• **GIVEN DATA**
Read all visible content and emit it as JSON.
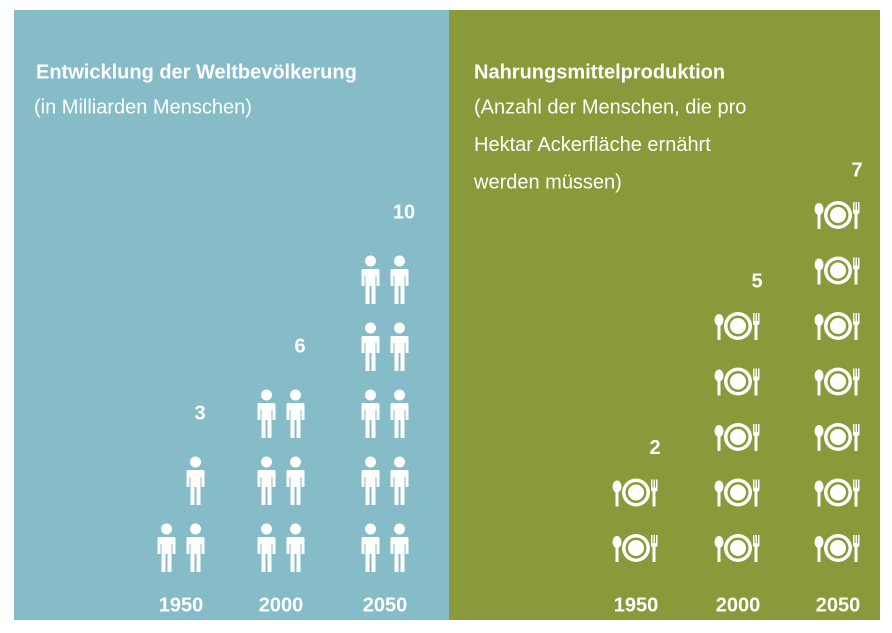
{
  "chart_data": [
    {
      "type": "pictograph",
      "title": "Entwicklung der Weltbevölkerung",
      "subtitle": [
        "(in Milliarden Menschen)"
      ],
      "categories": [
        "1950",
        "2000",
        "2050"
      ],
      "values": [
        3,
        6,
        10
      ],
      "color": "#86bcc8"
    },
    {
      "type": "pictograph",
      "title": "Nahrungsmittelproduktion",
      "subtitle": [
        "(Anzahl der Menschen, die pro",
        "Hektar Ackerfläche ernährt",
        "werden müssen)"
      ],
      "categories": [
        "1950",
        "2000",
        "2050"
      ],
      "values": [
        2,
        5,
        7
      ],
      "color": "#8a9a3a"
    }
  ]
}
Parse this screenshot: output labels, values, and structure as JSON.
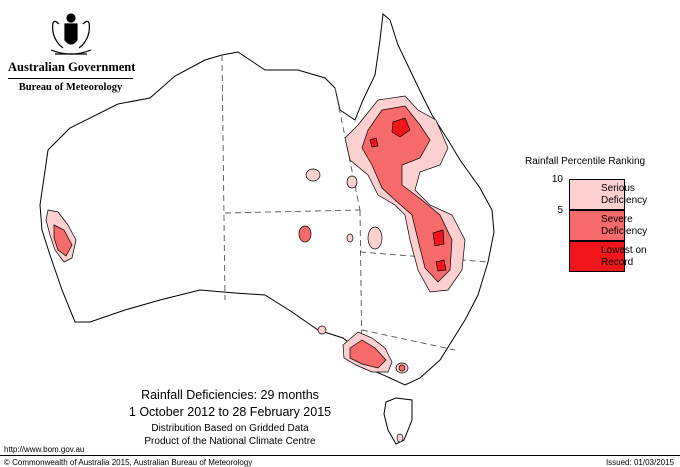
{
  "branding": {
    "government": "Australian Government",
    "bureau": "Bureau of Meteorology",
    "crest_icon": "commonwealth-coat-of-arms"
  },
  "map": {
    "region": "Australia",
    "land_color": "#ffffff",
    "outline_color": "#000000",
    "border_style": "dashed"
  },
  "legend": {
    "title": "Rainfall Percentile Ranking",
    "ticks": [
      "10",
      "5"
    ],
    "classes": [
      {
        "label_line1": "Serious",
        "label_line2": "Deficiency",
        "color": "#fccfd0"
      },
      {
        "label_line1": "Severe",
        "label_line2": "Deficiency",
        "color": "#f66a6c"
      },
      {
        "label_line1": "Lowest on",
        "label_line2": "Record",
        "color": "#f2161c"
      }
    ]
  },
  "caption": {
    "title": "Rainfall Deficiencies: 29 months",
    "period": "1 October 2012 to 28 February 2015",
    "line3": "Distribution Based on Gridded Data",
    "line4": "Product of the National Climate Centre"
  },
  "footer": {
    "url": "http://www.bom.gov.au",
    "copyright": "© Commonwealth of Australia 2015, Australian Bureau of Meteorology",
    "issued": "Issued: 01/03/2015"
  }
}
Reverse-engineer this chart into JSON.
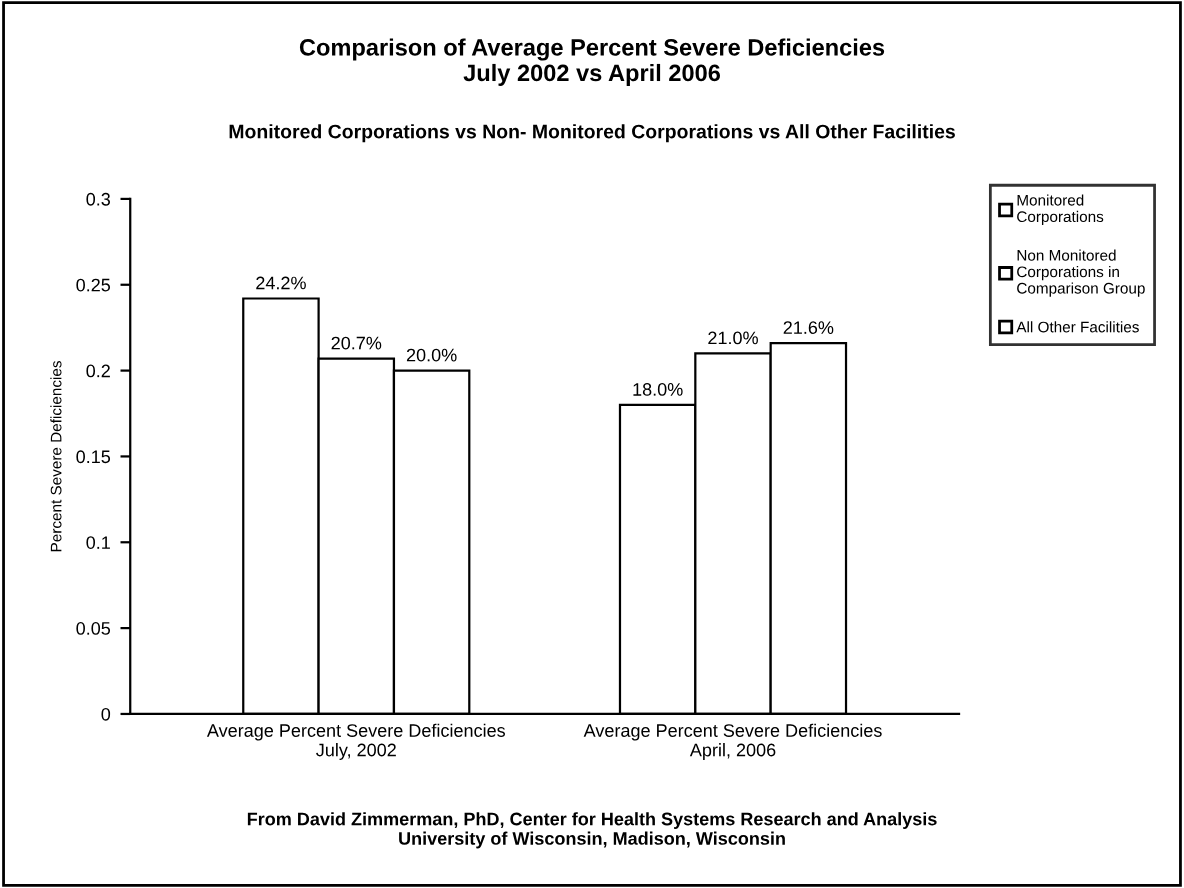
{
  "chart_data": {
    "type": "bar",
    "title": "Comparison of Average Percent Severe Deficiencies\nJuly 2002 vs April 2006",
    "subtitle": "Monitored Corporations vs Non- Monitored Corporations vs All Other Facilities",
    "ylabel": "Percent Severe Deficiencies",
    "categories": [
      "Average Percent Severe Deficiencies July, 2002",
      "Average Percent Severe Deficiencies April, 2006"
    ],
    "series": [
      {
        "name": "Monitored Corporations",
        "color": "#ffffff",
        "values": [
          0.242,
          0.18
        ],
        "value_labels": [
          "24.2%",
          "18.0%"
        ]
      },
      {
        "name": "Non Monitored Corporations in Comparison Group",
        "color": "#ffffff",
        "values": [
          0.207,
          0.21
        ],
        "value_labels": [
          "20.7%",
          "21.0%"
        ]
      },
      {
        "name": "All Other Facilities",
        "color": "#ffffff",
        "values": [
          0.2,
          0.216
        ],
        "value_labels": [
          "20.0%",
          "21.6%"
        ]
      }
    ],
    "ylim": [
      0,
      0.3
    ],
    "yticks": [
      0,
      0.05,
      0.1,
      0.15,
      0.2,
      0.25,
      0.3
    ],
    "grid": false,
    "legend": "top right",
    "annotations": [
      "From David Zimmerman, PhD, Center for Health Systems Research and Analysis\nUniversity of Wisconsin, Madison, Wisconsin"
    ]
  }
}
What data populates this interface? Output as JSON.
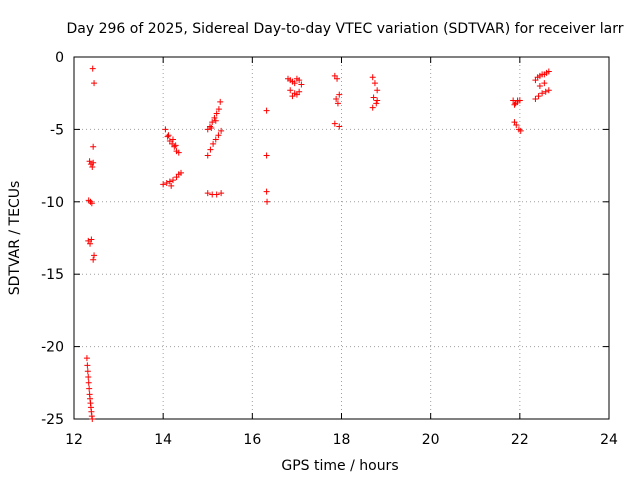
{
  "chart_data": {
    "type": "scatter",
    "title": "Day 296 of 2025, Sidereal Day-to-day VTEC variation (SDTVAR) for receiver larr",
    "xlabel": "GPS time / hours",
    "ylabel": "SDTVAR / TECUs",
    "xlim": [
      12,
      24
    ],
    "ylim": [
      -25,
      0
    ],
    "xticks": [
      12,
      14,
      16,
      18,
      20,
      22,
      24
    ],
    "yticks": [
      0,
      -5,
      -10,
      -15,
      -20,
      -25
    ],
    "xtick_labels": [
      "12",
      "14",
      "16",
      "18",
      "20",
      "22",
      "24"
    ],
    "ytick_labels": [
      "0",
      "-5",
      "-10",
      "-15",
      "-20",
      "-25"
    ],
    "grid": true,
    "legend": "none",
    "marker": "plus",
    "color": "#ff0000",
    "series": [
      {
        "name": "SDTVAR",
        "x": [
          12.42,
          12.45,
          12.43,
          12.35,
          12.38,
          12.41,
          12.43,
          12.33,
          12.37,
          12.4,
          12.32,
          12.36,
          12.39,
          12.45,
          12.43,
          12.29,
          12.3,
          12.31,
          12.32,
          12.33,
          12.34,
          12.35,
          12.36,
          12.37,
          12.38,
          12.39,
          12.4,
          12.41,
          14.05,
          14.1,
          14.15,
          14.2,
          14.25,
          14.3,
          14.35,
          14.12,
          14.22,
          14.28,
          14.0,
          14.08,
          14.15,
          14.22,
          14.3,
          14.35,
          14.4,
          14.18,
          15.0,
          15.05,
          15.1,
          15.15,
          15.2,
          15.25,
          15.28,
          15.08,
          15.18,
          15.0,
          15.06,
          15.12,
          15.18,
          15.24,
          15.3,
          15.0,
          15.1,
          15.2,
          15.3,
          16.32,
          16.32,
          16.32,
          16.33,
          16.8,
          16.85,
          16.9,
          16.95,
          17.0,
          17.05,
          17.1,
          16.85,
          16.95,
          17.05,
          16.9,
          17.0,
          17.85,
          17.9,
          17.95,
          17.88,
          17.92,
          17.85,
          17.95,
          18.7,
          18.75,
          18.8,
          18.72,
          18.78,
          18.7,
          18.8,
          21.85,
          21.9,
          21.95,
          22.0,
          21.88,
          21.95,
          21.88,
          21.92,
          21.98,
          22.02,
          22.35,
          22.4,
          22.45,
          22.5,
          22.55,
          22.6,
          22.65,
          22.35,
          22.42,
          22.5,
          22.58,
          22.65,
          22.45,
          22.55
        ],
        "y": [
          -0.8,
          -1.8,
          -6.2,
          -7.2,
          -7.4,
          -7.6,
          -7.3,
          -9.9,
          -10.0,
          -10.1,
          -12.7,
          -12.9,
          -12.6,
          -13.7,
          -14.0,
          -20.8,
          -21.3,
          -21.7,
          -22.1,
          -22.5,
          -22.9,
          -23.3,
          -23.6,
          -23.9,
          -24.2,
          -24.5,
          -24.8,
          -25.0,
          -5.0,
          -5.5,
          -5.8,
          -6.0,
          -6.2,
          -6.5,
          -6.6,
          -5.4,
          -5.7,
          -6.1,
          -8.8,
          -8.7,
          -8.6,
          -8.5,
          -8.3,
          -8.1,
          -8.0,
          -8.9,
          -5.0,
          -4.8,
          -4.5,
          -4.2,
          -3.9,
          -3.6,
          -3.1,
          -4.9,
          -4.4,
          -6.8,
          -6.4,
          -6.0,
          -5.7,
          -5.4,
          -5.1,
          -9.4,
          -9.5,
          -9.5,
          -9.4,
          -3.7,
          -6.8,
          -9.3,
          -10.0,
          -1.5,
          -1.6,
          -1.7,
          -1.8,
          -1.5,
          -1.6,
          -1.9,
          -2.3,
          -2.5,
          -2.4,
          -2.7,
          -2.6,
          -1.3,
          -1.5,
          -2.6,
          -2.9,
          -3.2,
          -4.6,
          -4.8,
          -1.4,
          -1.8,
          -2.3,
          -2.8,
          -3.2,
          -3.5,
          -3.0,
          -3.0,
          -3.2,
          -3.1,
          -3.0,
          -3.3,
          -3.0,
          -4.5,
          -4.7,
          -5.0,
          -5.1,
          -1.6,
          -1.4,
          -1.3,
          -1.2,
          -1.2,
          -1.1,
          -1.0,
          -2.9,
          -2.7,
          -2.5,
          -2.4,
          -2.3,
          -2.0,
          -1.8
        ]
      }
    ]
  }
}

• **TASK**
Quote the listing above in full, except for the pictures.

• **TASK OUTPUT**
Read all visible content and emit it as JSON.
{
  "chart_data": [
    {
      "type": "pictograph",
      "title": "Entwicklung der Weltbevölkerung",
      "subtitle": [
        "(in Milliarden Menschen)"
      ],
      "categories": [
        "1950",
        "2000",
        "2050"
      ],
      "values": [
        3,
        6,
        10
      ],
      "color": "#86bcc8"
    },
    {
      "type": "pictograph",
      "title": "Nahrungsmittelproduktion",
      "subtitle": [
        "(Anzahl der Menschen, die pro",
        "Hektar Ackerfläche ernährt",
        "werden müssen)"
      ],
      "categories": [
        "1950",
        "2000",
        "2050"
      ],
      "values": [
        2,
        5,
        7
      ],
      "color": "#8a9a3a"
    }
  ]
}
Parse this screenshot: output labels, values, and structure as JSON.
{
  "branding": {
    "government": "Australian Government",
    "bureau": "Bureau of Meteorology",
    "crest_icon": "commonwealth-coat-of-arms"
  },
  "map": {
    "region": "Australia",
    "land_color": "#ffffff",
    "outline_color": "#000000",
    "border_style": "dashed"
  },
  "legend": {
    "title": "Rainfall Percentile Ranking",
    "ticks": [
      "10",
      "5"
    ],
    "classes": [
      {
        "label_line1": "Serious",
        "label_line2": "Deficiency",
        "color": "#fccfd0"
      },
      {
        "label_line1": "Severe",
        "label_line2": "Deficiency",
        "color": "#f66a6c"
      },
      {
        "label_line1": "Lowest on",
        "label_line2": "Record",
        "color": "#f2161c"
      }
    ]
  },
  "caption": {
    "title": "Rainfall Deficiencies: 29 months",
    "period": "1 October 2012 to 28 February 2015",
    "line3": "Distribution Based on Gridded Data",
    "line4": "Product of the National Climate Centre"
  },
  "footer": {
    "url": "http://www.bom.gov.au",
    "copyright": "© Commonwealth of Australia 2015, Australian Bureau of Meteorology",
    "issued": "Issued: 01/03/2015"
  }
}
Reverse-engineer this chart into JSON.
{
  "chart_data": {
    "type": "bar",
    "title": "Comparison of Average Percent Severe Deficiencies\nJuly 2002 vs April 2006",
    "subtitle": "Monitored Corporations vs Non- Monitored Corporations vs All Other Facilities",
    "ylabel": "Percent Severe Deficiencies",
    "categories": [
      "Average Percent Severe Deficiencies July, 2002",
      "Average Percent Severe Deficiencies April, 2006"
    ],
    "series": [
      {
        "name": "Monitored Corporations",
        "color": "#ffffff",
        "values": [
          0.242,
          0.18
        ],
        "value_labels": [
          "24.2%",
          "18.0%"
        ]
      },
      {
        "name": "Non Monitored Corporations in Comparison Group",
        "color": "#ffffff",
        "values": [
          0.207,
          0.21
        ],
        "value_labels": [
          "20.7%",
          "21.0%"
        ]
      },
      {
        "name": "All Other Facilities",
        "color": "#ffffff",
        "values": [
          0.2,
          0.216
        ],
        "value_labels": [
          "20.0%",
          "21.6%"
        ]
      }
    ],
    "ylim": [
      0,
      0.3
    ],
    "yticks": [
      0,
      0.05,
      0.1,
      0.15,
      0.2,
      0.25,
      0.3
    ],
    "grid": false,
    "legend": "top right",
    "annotations": [
      "From David Zimmerman, PhD, Center for Health Systems Research and Analysis\nUniversity of Wisconsin, Madison, Wisconsin"
    ]
  }
}
What data populates this interface? Output as JSON.
{
  "chart_data": {
    "type": "scatter",
    "title": "Day 296 of 2025, Sidereal Day-to-day VTEC variation (SDTVAR) for receiver larr",
    "xlabel": "GPS time / hours",
    "ylabel": "SDTVAR / TECUs",
    "xlim": [
      12,
      24
    ],
    "ylim": [
      -25,
      0
    ],
    "xticks": [
      12,
      14,
      16,
      18,
      20,
      22,
      24
    ],
    "yticks": [
      0,
      -5,
      -10,
      -15,
      -20,
      -25
    ],
    "xtick_labels": [
      "12",
      "14",
      "16",
      "18",
      "20",
      "22",
      "24"
    ],
    "ytick_labels": [
      "0",
      "-5",
      "-10",
      "-15",
      "-20",
      "-25"
    ],
    "grid": true,
    "legend": "none",
    "marker": "plus",
    "color": "#ff0000",
    "series": [
      {
        "name": "SDTVAR",
        "x": [
          12.42,
          12.45,
          12.43,
          12.35,
          12.38,
          12.41,
          12.43,
          12.33,
          12.37,
          12.4,
          12.32,
          12.36,
          12.39,
          12.45,
          12.43,
          12.29,
          12.3,
          12.31,
          12.32,
          12.33,
          12.34,
          12.35,
          12.36,
          12.37,
          12.38,
          12.39,
          12.4,
          12.41,
          14.05,
          14.1,
          14.15,
          14.2,
          14.25,
          14.3,
          14.35,
          14.12,
          14.22,
          14.28,
          14.0,
          14.08,
          14.15,
          14.22,
          14.3,
          14.35,
          14.4,
          14.18,
          15.0,
          15.05,
          15.1,
          15.15,
          15.2,
          15.25,
          15.28,
          15.08,
          15.18,
          15.0,
          15.06,
          15.12,
          15.18,
          15.24,
          15.3,
          15.0,
          15.1,
          15.2,
          15.3,
          16.32,
          16.32,
          16.32,
          16.33,
          16.8,
          16.85,
          16.9,
          16.95,
          17.0,
          17.05,
          17.1,
          16.85,
          16.95,
          17.05,
          16.9,
          17.0,
          17.85,
          17.9,
          17.95,
          17.88,
          17.92,
          17.85,
          17.95,
          18.7,
          18.75,
          18.8,
          18.72,
          18.78,
          18.7,
          18.8,
          21.85,
          21.9,
          21.95,
          22.0,
          21.88,
          21.95,
          21.88,
          21.92,
          21.98,
          22.02,
          22.35,
          22.4,
          22.45,
          22.5,
          22.55,
          22.6,
          22.65,
          22.35,
          22.42,
          22.5,
          22.58,
          22.65,
          22.45,
          22.55
        ],
        "y": [
          -0.8,
          -1.8,
          -6.2,
          -7.2,
          -7.4,
          -7.6,
          -7.3,
          -9.9,
          -10.0,
          -10.1,
          -12.7,
          -12.9,
          -12.6,
          -13.7,
          -14.0,
          -20.8,
          -21.3,
          -21.7,
          -22.1,
          -22.5,
          -22.9,
          -23.3,
          -23.6,
          -23.9,
          -24.2,
          -24.5,
          -24.8,
          -25.0,
          -5.0,
          -5.5,
          -5.8,
          -6.0,
          -6.2,
          -6.5,
          -6.6,
          -5.4,
          -5.7,
          -6.1,
          -8.8,
          -8.7,
          -8.6,
          -8.5,
          -8.3,
          -8.1,
          -8.0,
          -8.9,
          -5.0,
          -4.8,
          -4.5,
          -4.2,
          -3.9,
          -3.6,
          -3.1,
          -4.9,
          -4.4,
          -6.8,
          -6.4,
          -6.0,
          -5.7,
          -5.4,
          -5.1,
          -9.4,
          -9.5,
          -9.5,
          -9.4,
          -3.7,
          -6.8,
          -9.3,
          -10.0,
          -1.5,
          -1.6,
          -1.7,
          -1.8,
          -1.5,
          -1.6,
          -1.9,
          -2.3,
          -2.5,
          -2.4,
          -2.7,
          -2.6,
          -1.3,
          -1.5,
          -2.6,
          -2.9,
          -3.2,
          -4.6,
          -4.8,
          -1.4,
          -1.8,
          -2.3,
          -2.8,
          -3.2,
          -3.5,
          -3.0,
          -3.0,
          -3.2,
          -3.1,
          -3.0,
          -3.3,
          -3.0,
          -4.5,
          -4.7,
          -5.0,
          -5.1,
          -1.6,
          -1.4,
          -1.3,
          -1.2,
          -1.2,
          -1.1,
          -1.0,
          -2.9,
          -2.7,
          -2.5,
          -2.4,
          -2.3,
          -2.0,
          -1.8
        ]
      }
    ]
  }
}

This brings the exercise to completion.